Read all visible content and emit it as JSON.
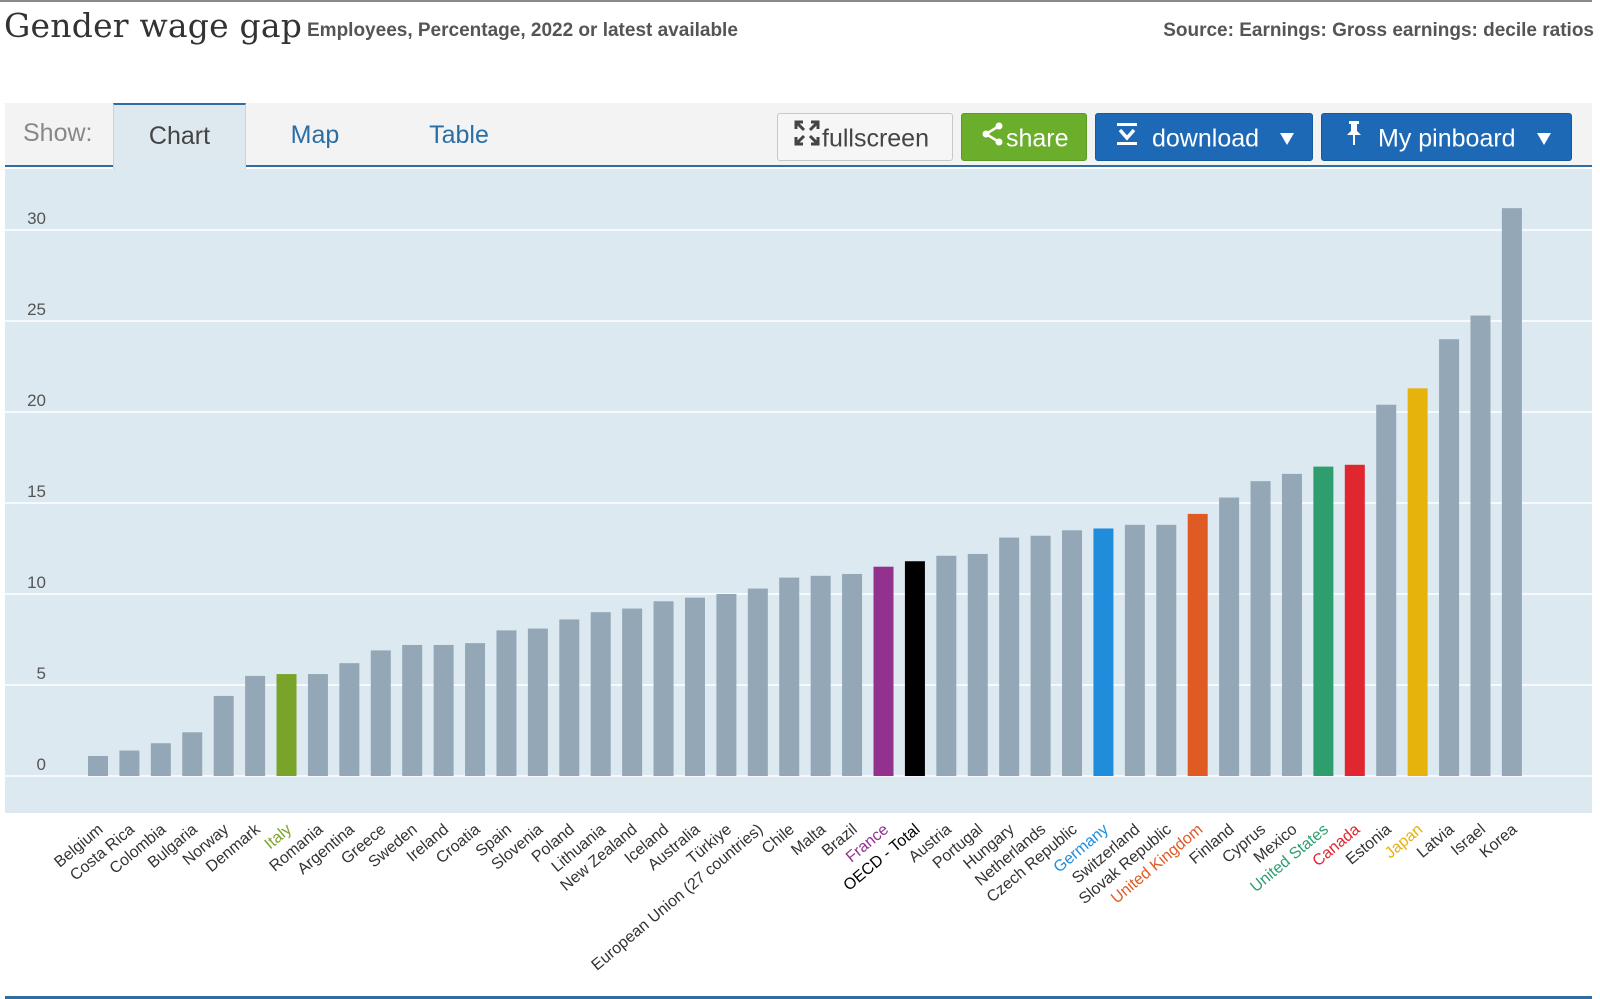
{
  "header": {
    "title": "Gender wage gap",
    "subtitle": "Employees, Percentage, 2022 or latest available",
    "source": "Source: Earnings: Gross earnings: decile ratios"
  },
  "toolbar": {
    "show_label": "Show:",
    "tabs": [
      {
        "label": "Chart",
        "active": true
      },
      {
        "label": "Map",
        "active": false
      },
      {
        "label": "Table",
        "active": false
      }
    ],
    "fullscreen_label": "fullscreen",
    "share_label": "share",
    "download_label": "download",
    "pinboard_label": "My pinboard",
    "colors": {
      "share": "#6aae2c",
      "download": "#1d69b5",
      "pinboard": "#1d69b5"
    }
  },
  "chart_data": {
    "type": "bar",
    "title": "Gender wage gap",
    "ylim": [
      0,
      33
    ],
    "yticks": [
      0,
      5,
      10,
      15,
      20,
      25,
      30
    ],
    "grid": true,
    "default_color": "#93a7b6",
    "plot_background": "#dde9f0",
    "categories": [
      "Belgium",
      "Costa Rica",
      "Colombia",
      "Bulgaria",
      "Norway",
      "Denmark",
      "Italy",
      "Romania",
      "Argentina",
      "Greece",
      "Sweden",
      "Ireland",
      "Croatia",
      "Spain",
      "Slovenia",
      "Poland",
      "Lithuania",
      "New Zealand",
      "Iceland",
      "Australia",
      "Türkiye",
      "European Union (27 countries)",
      "Chile",
      "Malta",
      "Brazil",
      "France",
      "OECD - Total",
      "Austria",
      "Portugal",
      "Hungary",
      "Netherlands",
      "Czech Republic",
      "Germany",
      "Switzerland",
      "Slovak Republic",
      "United Kingdom",
      "Finland",
      "Cyprus",
      "Mexico",
      "United States",
      "Canada",
      "Estonia",
      "Japan",
      "Latvia",
      "Israel",
      "Korea"
    ],
    "values": [
      1.1,
      1.4,
      1.8,
      2.4,
      4.4,
      5.5,
      5.6,
      5.6,
      6.2,
      6.9,
      7.2,
      7.2,
      7.3,
      8.0,
      8.1,
      8.6,
      9.0,
      9.2,
      9.6,
      9.8,
      10.0,
      10.3,
      10.9,
      11.0,
      11.1,
      11.5,
      11.8,
      12.1,
      12.2,
      13.1,
      13.2,
      13.5,
      13.6,
      13.8,
      13.8,
      14.4,
      15.3,
      16.2,
      16.6,
      17.0,
      17.1,
      20.4,
      21.3,
      24.0,
      25.3,
      31.2
    ],
    "highlights": {
      "Italy": "#7aa32a",
      "France": "#93328e",
      "OECD - Total": "#000000",
      "Germany": "#1f8ddb",
      "United Kingdom": "#e05a24",
      "United States": "#2f9e6e",
      "Canada": "#e0262f",
      "Japan": "#e6b20c"
    }
  }
}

_ _ _ _

All entries are to be retyped exactly. Omit any embedded images.

Read all visible content and emit it as JSON.
{
  "header": {
    "title": "Gender wage gap",
    "subtitle": "Employees, Percentage, 2022 or latest available",
    "source": "Source: Earnings: Gross earnings: decile ratios"
  },
  "toolbar": {
    "show_label": "Show:",
    "tabs": [
      {
        "label": "Chart",
        "active": true
      },
      {
        "label": "Map",
        "active": false
      },
      {
        "label": "Table",
        "active": false
      }
    ],
    "fullscreen_label": "fullscreen",
    "share_label": "share",
    "download_label": "download",
    "pinboard_label": "My pinboard",
    "colors": {
      "share": "#6aae2c",
      "download": "#1d69b5",
      "pinboard": "#1d69b5"
    }
  },
  "chart_data": {
    "type": "bar",
    "title": "Gender wage gap",
    "ylim": [
      0,
      33
    ],
    "yticks": [
      0,
      5,
      10,
      15,
      20,
      25,
      30
    ],
    "grid": true,
    "default_color": "#93a7b6",
    "plot_background": "#dde9f0",
    "categories": [
      "Belgium",
      "Costa Rica",
      "Colombia",
      "Bulgaria",
      "Norway",
      "Denmark",
      "Italy",
      "Romania",
      "Argentina",
      "Greece",
      "Sweden",
      "Ireland",
      "Croatia",
      "Spain",
      "Slovenia",
      "Poland",
      "Lithuania",
      "New Zealand",
      "Iceland",
      "Australia",
      "Türkiye",
      "European Union (27 countries)",
      "Chile",
      "Malta",
      "Brazil",
      "France",
      "OECD - Total",
      "Austria",
      "Portugal",
      "Hungary",
      "Netherlands",
      "Czech Republic",
      "Germany",
      "Switzerland",
      "Slovak Republic",
      "United Kingdom",
      "Finland",
      "Cyprus",
      "Mexico",
      "United States",
      "Canada",
      "Estonia",
      "Japan",
      "Latvia",
      "Israel",
      "Korea"
    ],
    "values": [
      1.1,
      1.4,
      1.8,
      2.4,
      4.4,
      5.5,
      5.6,
      5.6,
      6.2,
      6.9,
      7.2,
      7.2,
      7.3,
      8.0,
      8.1,
      8.6,
      9.0,
      9.2,
      9.6,
      9.8,
      10.0,
      10.3,
      10.9,
      11.0,
      11.1,
      11.5,
      11.8,
      12.1,
      12.2,
      13.1,
      13.2,
      13.5,
      13.6,
      13.8,
      13.8,
      14.4,
      15.3,
      16.2,
      16.6,
      17.0,
      17.1,
      20.4,
      21.3,
      24.0,
      25.3,
      31.2
    ],
    "highlights": {
      "Italy": "#7aa32a",
      "France": "#93328e",
      "OECD - Total": "#000000",
      "Germany": "#1f8ddb",
      "United Kingdom": "#e05a24",
      "United States": "#2f9e6e",
      "Canada": "#e0262f",
      "Japan": "#e6b20c"
    }
  }
}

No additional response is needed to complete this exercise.